_WORK INSTRUCTIONS_
Your task is to repeat the lines below exactly, excluding any pictures they contain.

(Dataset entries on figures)
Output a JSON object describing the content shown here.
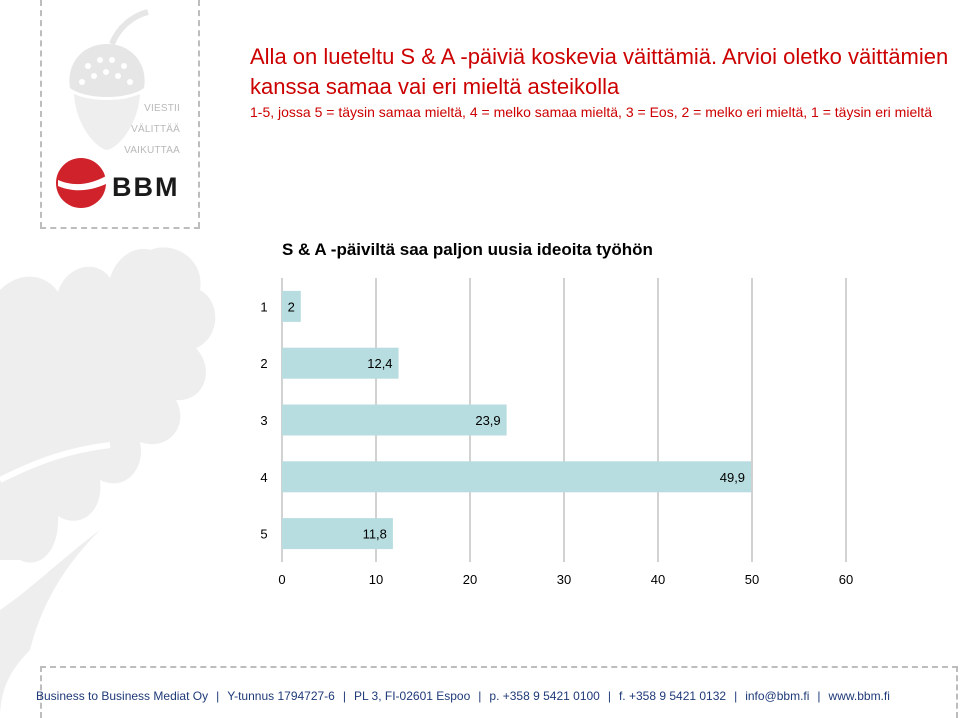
{
  "heading": "Alla on lueteltu S & A -päiviä koskevia väittämiä. Arvioi oletko väittämien kanssa samaa vai eri mieltä asteikolla",
  "subheading": "1-5, jossa 5 = täysin samaa mieltä, 4 = melko samaa mieltä, 3 = Eos, 2 = melko eri mieltä, 1 = täysin eri mieltä",
  "branding": {
    "tagline": [
      "VIESTII",
      "VÄLITTÄÄ",
      "VAIKUTTAA"
    ],
    "logo_text": "BBM",
    "logo_color": "#d0222b"
  },
  "chart_data": {
    "type": "bar",
    "orientation": "horizontal",
    "title": "S & A -päiviltä saa paljon uusia ideoita työhön",
    "categories": [
      "1",
      "2",
      "3",
      "4",
      "5"
    ],
    "values": [
      2,
      12.4,
      23.9,
      49.9,
      11.8
    ],
    "data_labels": [
      "2",
      "12,4",
      "23,9",
      "49,9",
      "11,8"
    ],
    "xlim": [
      0,
      60
    ],
    "xticks": [
      "0",
      "10",
      "20",
      "30",
      "40",
      "50",
      "60"
    ],
    "grid": true,
    "bar_color": "#b8dde0"
  },
  "footer": {
    "items": [
      "Business to Business Mediat Oy",
      "Y-tunnus 1794727-6",
      "PL 3, FI-02601 Espoo",
      "p. +358 9 5421 0100",
      "f. +358 9 5421 0132",
      "info@bbm.fi",
      "www.bbm.fi"
    ]
  }
}
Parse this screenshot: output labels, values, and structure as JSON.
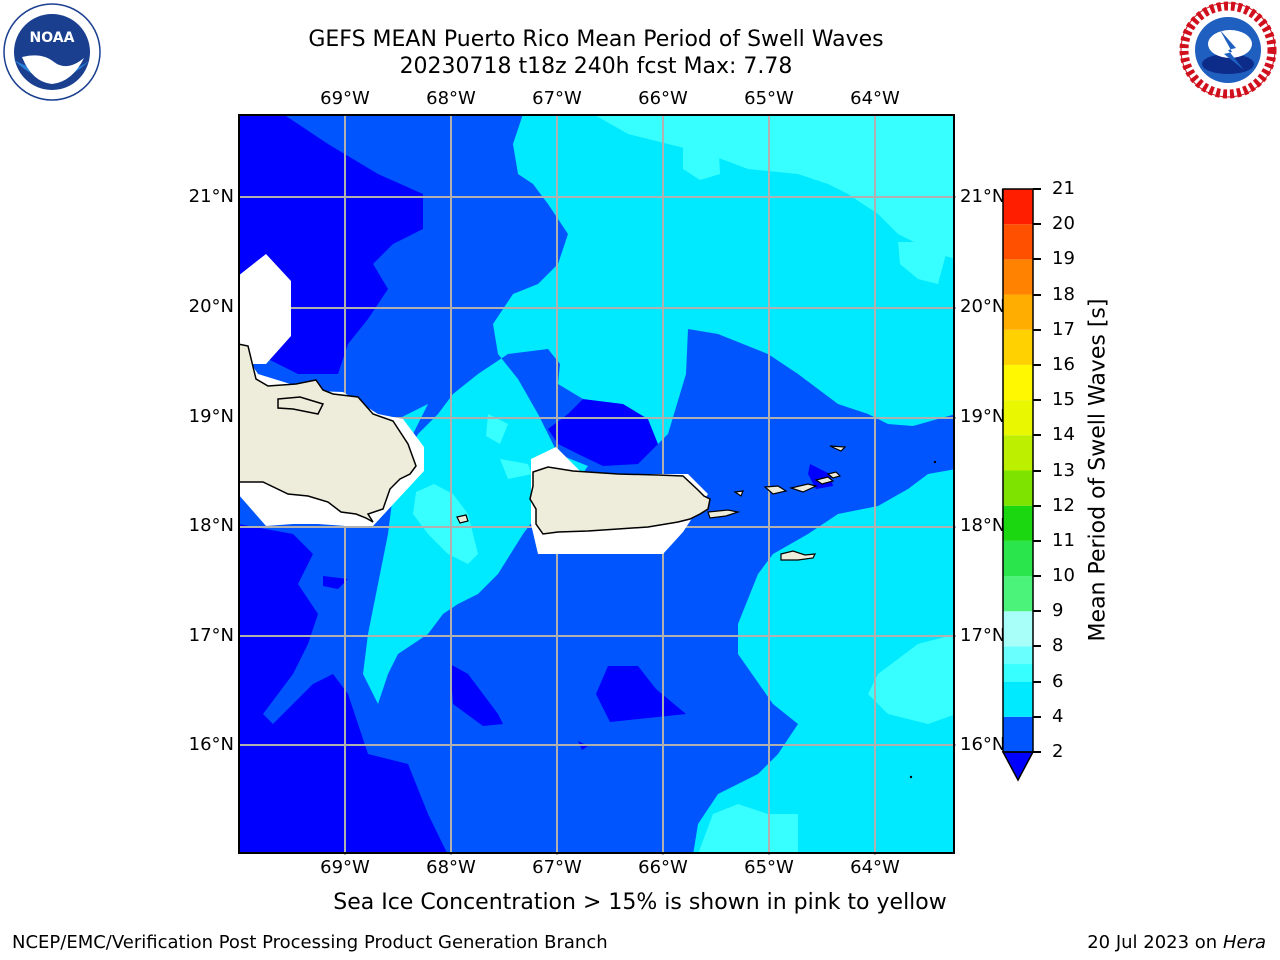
{
  "header": {
    "title_line1": "GEFS MEAN Puerto Rico Mean Period of Swell Waves",
    "title_line2": "20230718 t18z 240h fcst   Max: 7.78"
  },
  "map": {
    "lon_labels": [
      "69°W",
      "68°W",
      "67°W",
      "66°W",
      "65°W",
      "64°W"
    ],
    "lat_labels": [
      "21°N",
      "20°N",
      "19°N",
      "18°N",
      "17°N",
      "16°N"
    ],
    "land_color": "#eeecda",
    "masked_color": "#ffffff",
    "grid_color": "#b0b0b0"
  },
  "colorbar": {
    "label": "Mean Period of Swell Waves [s]",
    "ticks": [
      "2",
      "4",
      "6",
      "8",
      "9",
      "10",
      "11",
      "12",
      "13",
      "14",
      "15",
      "16",
      "17",
      "18",
      "19",
      "20",
      "21"
    ],
    "colors": [
      "#0055ff",
      "#00eaff",
      "#38ffff",
      "#6affff",
      "#a8fffa",
      "#4bf37b",
      "#2ae54b",
      "#1bd70f",
      "#7fe300",
      "#bcf000",
      "#e9f800",
      "#fff800",
      "#ffd100",
      "#ffad00",
      "#ff8200",
      "#ff5000",
      "#ff1e00",
      "#ff0000"
    ],
    "under_color": "#0000ff"
  },
  "caption": "Sea Ice Concentration > 15% is shown in pink to yellow",
  "footer": {
    "left": "NCEP/EMC/Verification Post Processing Product Generation Branch",
    "date": "20 Jul 2023 on ",
    "machine": "Hera"
  },
  "logos": {
    "left": "noaa-logo",
    "left_text": "NOAA",
    "right": "nws-logo",
    "right_text": "NATIONAL WEATHER SERVICE"
  }
}
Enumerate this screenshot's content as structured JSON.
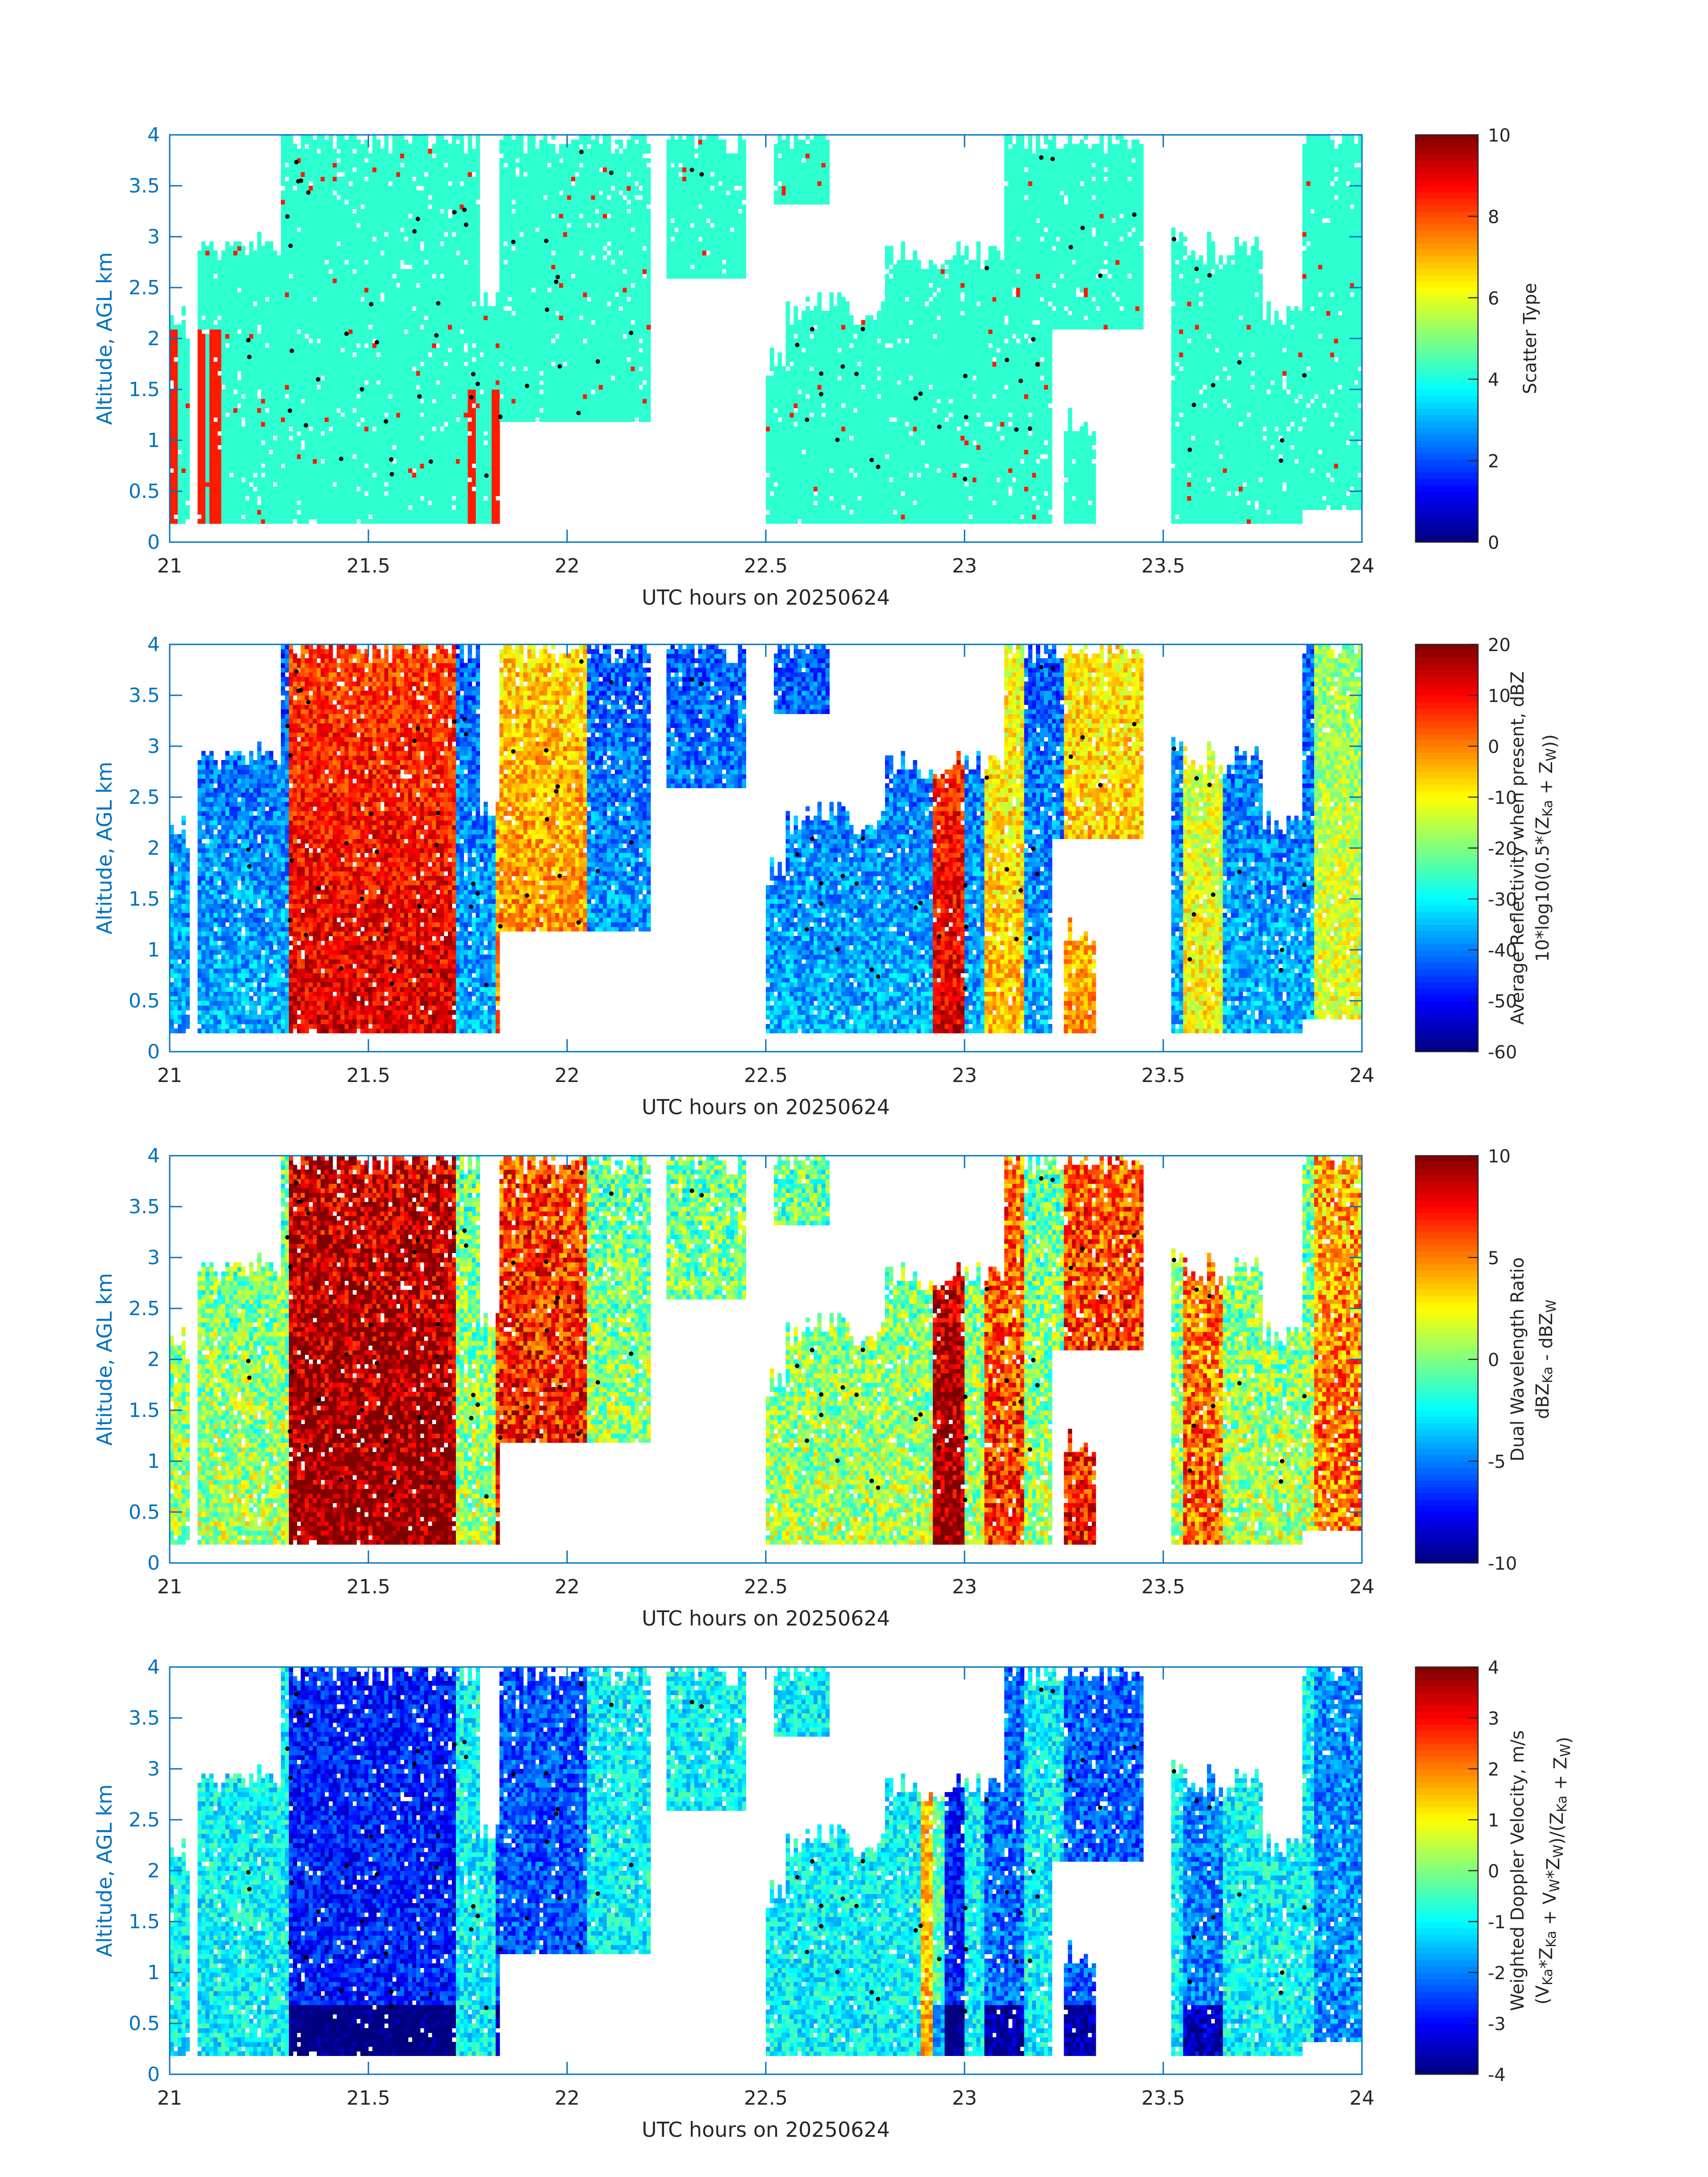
{
  "figure": {
    "background": "#ffffff",
    "axis_color": "#0072bd",
    "text_color": "#262626"
  },
  "chart_data": [
    {
      "type": "heatmap",
      "title": "",
      "xlabel": "UTC hours on 20250624",
      "ylabel": "Altitude, AGL km",
      "xlim": [
        21,
        24
      ],
      "ylim": [
        0,
        4
      ],
      "xticks": [
        "21",
        "21.5",
        "22",
        "22.5",
        "23",
        "23.5",
        "24"
      ],
      "yticks": [
        "0",
        "0.5",
        "1",
        "1.5",
        "2",
        "2.5",
        "3",
        "3.5",
        "4"
      ],
      "colorbar": {
        "label_lines": [
          "Scatter Type"
        ],
        "range": [
          0,
          10
        ],
        "ticks": [
          "0",
          "2",
          "4",
          "6",
          "8",
          "10"
        ],
        "colormap": "jet"
      },
      "field": "scatter_type",
      "grid": false
    },
    {
      "type": "heatmap",
      "title": "",
      "xlabel": "UTC hours on 20250624",
      "ylabel": "Altitude, AGL km",
      "xlim": [
        21,
        24
      ],
      "ylim": [
        0,
        4
      ],
      "xticks": [
        "21",
        "21.5",
        "22",
        "22.5",
        "23",
        "23.5",
        "24"
      ],
      "yticks": [
        "0",
        "0.5",
        "1",
        "1.5",
        "2",
        "2.5",
        "3",
        "3.5",
        "4"
      ],
      "colorbar": {
        "label_lines": [
          "Average Reflectivity when present, dBZ",
          "10*log10(0.5*(Z_Ka + Z_W))"
        ],
        "range": [
          -60,
          20
        ],
        "ticks": [
          "-60",
          "-50",
          "-40",
          "-30",
          "-20",
          "-10",
          "0",
          "10",
          "20"
        ],
        "colormap": "jet"
      },
      "field": "reflectivity",
      "grid": false
    },
    {
      "type": "heatmap",
      "title": "",
      "xlabel": "UTC hours on 20250624",
      "ylabel": "Altitude, AGL km",
      "xlim": [
        21,
        24
      ],
      "ylim": [
        0,
        4
      ],
      "xticks": [
        "21",
        "21.5",
        "22",
        "22.5",
        "23",
        "23.5",
        "24"
      ],
      "yticks": [
        "0",
        "0.5",
        "1",
        "1.5",
        "2",
        "2.5",
        "3",
        "3.5",
        "4"
      ],
      "colorbar": {
        "label_lines": [
          "Dual Wavelength Ratio",
          "dBZ_Ka - dBZ_W"
        ],
        "range": [
          -10,
          10
        ],
        "ticks": [
          "-10",
          "-5",
          "0",
          "5",
          "10"
        ],
        "colormap": "jet"
      },
      "field": "dwr",
      "grid": false
    },
    {
      "type": "heatmap",
      "title": "",
      "xlabel": "UTC hours on 20250624",
      "ylabel": "Altitude, AGL km",
      "xlim": [
        21,
        24
      ],
      "ylim": [
        0,
        4
      ],
      "xticks": [
        "21",
        "21.5",
        "22",
        "22.5",
        "23",
        "23.5",
        "24"
      ],
      "yticks": [
        "0",
        "0.5",
        "1",
        "1.5",
        "2",
        "2.5",
        "3",
        "3.5",
        "4"
      ],
      "colorbar": {
        "label_lines": [
          "Weighted Doppler Velocity, m/s",
          "(V_Ka*Z_Ka + V_W*Z_W)/(Z_Ka + Z_W)"
        ],
        "range": [
          -4,
          4
        ],
        "ticks": [
          "-4",
          "-3",
          "-2",
          "-1",
          "0",
          "1",
          "2",
          "3",
          "4"
        ],
        "colormap": "jet"
      },
      "field": "velocity",
      "grid": false
    }
  ]
}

_OUTPUT OF THE EXERCISE_
Output a JSON object describing the content shown here.
{
  "heading": "Alla on lueteltu S & A -päiviä koskevia väittämiä. Arvioi oletko väittämien kanssa samaa vai eri mieltä asteikolla",
  "subheading": "1-5, jossa 5 = täysin samaa mieltä, 4 = melko samaa mieltä, 3 = Eos, 2 = melko eri mieltä, 1 = täysin eri mieltä",
  "branding": {
    "tagline": [
      "VIESTII",
      "VÄLITTÄÄ",
      "VAIKUTTAA"
    ],
    "logo_text": "BBM",
    "logo_color": "#d0222b"
  },
  "chart_data": {
    "type": "bar",
    "orientation": "horizontal",
    "title": "S & A -päiviltä saa paljon uusia ideoita työhön",
    "categories": [
      "1",
      "2",
      "3",
      "4",
      "5"
    ],
    "values": [
      2,
      12.4,
      23.9,
      49.9,
      11.8
    ],
    "data_labels": [
      "2",
      "12,4",
      "23,9",
      "49,9",
      "11,8"
    ],
    "xlim": [
      0,
      60
    ],
    "xticks": [
      "0",
      "10",
      "20",
      "30",
      "40",
      "50",
      "60"
    ],
    "grid": true,
    "bar_color": "#b8dde0"
  },
  "footer": {
    "items": [
      "Business to Business Mediat Oy",
      "Y-tunnus 1794727-6",
      "PL 3, FI-02601 Espoo",
      "p. +358 9 5421 0100",
      "f. +358 9 5421 0132",
      "info@bbm.fi",
      "www.bbm.fi"
    ]
  }
}
Parse this screenshot: output labels, values, and structure as JSON.
{
  "header": {
    "title_line1": "GEFS MEAN Puerto Rico Mean Period of Swell Waves",
    "title_line2": "20230718 t18z 240h fcst   Max: 7.78"
  },
  "map": {
    "lon_labels": [
      "69°W",
      "68°W",
      "67°W",
      "66°W",
      "65°W",
      "64°W"
    ],
    "lat_labels": [
      "21°N",
      "20°N",
      "19°N",
      "18°N",
      "17°N",
      "16°N"
    ],
    "land_color": "#eeecda",
    "masked_color": "#ffffff",
    "grid_color": "#b0b0b0"
  },
  "colorbar": {
    "label": "Mean Period of Swell Waves [s]",
    "ticks": [
      "2",
      "4",
      "6",
      "8",
      "9",
      "10",
      "11",
      "12",
      "13",
      "14",
      "15",
      "16",
      "17",
      "18",
      "19",
      "20",
      "21"
    ],
    "colors": [
      "#0055ff",
      "#00eaff",
      "#38ffff",
      "#6affff",
      "#a8fffa",
      "#4bf37b",
      "#2ae54b",
      "#1bd70f",
      "#7fe300",
      "#bcf000",
      "#e9f800",
      "#fff800",
      "#ffd100",
      "#ffad00",
      "#ff8200",
      "#ff5000",
      "#ff1e00",
      "#ff0000"
    ],
    "under_color": "#0000ff"
  },
  "caption": "Sea Ice Concentration > 15% is shown in pink to yellow",
  "footer": {
    "left": "NCEP/EMC/Verification Post Processing Product Generation Branch",
    "date": "20 Jul 2023 on ",
    "machine": "Hera"
  },
  "logos": {
    "left": "noaa-logo",
    "left_text": "NOAA",
    "right": "nws-logo",
    "right_text": "NATIONAL WEATHER SERVICE"
  }
}
Enumerate this screenshot's content as structured JSON.
{
  "figure": {
    "background": "#ffffff",
    "axis_color": "#0072bd",
    "text_color": "#262626"
  },
  "chart_data": [
    {
      "type": "heatmap",
      "title": "",
      "xlabel": "UTC hours on 20250624",
      "ylabel": "Altitude, AGL km",
      "xlim": [
        21,
        24
      ],
      "ylim": [
        0,
        4
      ],
      "xticks": [
        "21",
        "21.5",
        "22",
        "22.5",
        "23",
        "23.5",
        "24"
      ],
      "yticks": [
        "0",
        "0.5",
        "1",
        "1.5",
        "2",
        "2.5",
        "3",
        "3.5",
        "4"
      ],
      "colorbar": {
        "label_lines": [
          "Scatter Type"
        ],
        "range": [
          0,
          10
        ],
        "ticks": [
          "0",
          "2",
          "4",
          "6",
          "8",
          "10"
        ],
        "colormap": "jet"
      },
      "field": "scatter_type",
      "grid": false
    },
    {
      "type": "heatmap",
      "title": "",
      "xlabel": "UTC hours on 20250624",
      "ylabel": "Altitude, AGL km",
      "xlim": [
        21,
        24
      ],
      "ylim": [
        0,
        4
      ],
      "xticks": [
        "21",
        "21.5",
        "22",
        "22.5",
        "23",
        "23.5",
        "24"
      ],
      "yticks": [
        "0",
        "0.5",
        "1",
        "1.5",
        "2",
        "2.5",
        "3",
        "3.5",
        "4"
      ],
      "colorbar": {
        "label_lines": [
          "Average Reflectivity when present, dBZ",
          "10*log10(0.5*(Z_Ka + Z_W))"
        ],
        "range": [
          -60,
          20
        ],
        "ticks": [
          "-60",
          "-50",
          "-40",
          "-30",
          "-20",
          "-10",
          "0",
          "10",
          "20"
        ],
        "colormap": "jet"
      },
      "field": "reflectivity",
      "grid": false
    },
    {
      "type": "heatmap",
      "title": "",
      "xlabel": "UTC hours on 20250624",
      "ylabel": "Altitude, AGL km",
      "xlim": [
        21,
        24
      ],
      "ylim": [
        0,
        4
      ],
      "xticks": [
        "21",
        "21.5",
        "22",
        "22.5",
        "23",
        "23.5",
        "24"
      ],
      "yticks": [
        "0",
        "0.5",
        "1",
        "1.5",
        "2",
        "2.5",
        "3",
        "3.5",
        "4"
      ],
      "colorbar": {
        "label_lines": [
          "Dual Wavelength Ratio",
          "dBZ_Ka - dBZ_W"
        ],
        "range": [
          -10,
          10
        ],
        "ticks": [
          "-10",
          "-5",
          "0",
          "5",
          "10"
        ],
        "colormap": "jet"
      },
      "field": "dwr",
      "grid": false
    },
    {
      "type": "heatmap",
      "title": "",
      "xlabel": "UTC hours on 20250624",
      "ylabel": "Altitude, AGL km",
      "xlim": [
        21,
        24
      ],
      "ylim": [
        0,
        4
      ],
      "xticks": [
        "21",
        "21.5",
        "22",
        "22.5",
        "23",
        "23.5",
        "24"
      ],
      "yticks": [
        "0",
        "0.5",
        "1",
        "1.5",
        "2",
        "2.5",
        "3",
        "3.5",
        "4"
      ],
      "colorbar": {
        "label_lines": [
          "Weighted Doppler Velocity, m/s",
          "(V_Ka*Z_Ka + V_W*Z_W)/(Z_Ka + Z_W)"
        ],
        "range": [
          -4,
          4
        ],
        "ticks": [
          "-4",
          "-3",
          "-2",
          "-1",
          "0",
          "1",
          "2",
          "3",
          "4"
        ],
        "colormap": "jet"
      },
      "field": "velocity",
      "grid": false
    }
  ]
}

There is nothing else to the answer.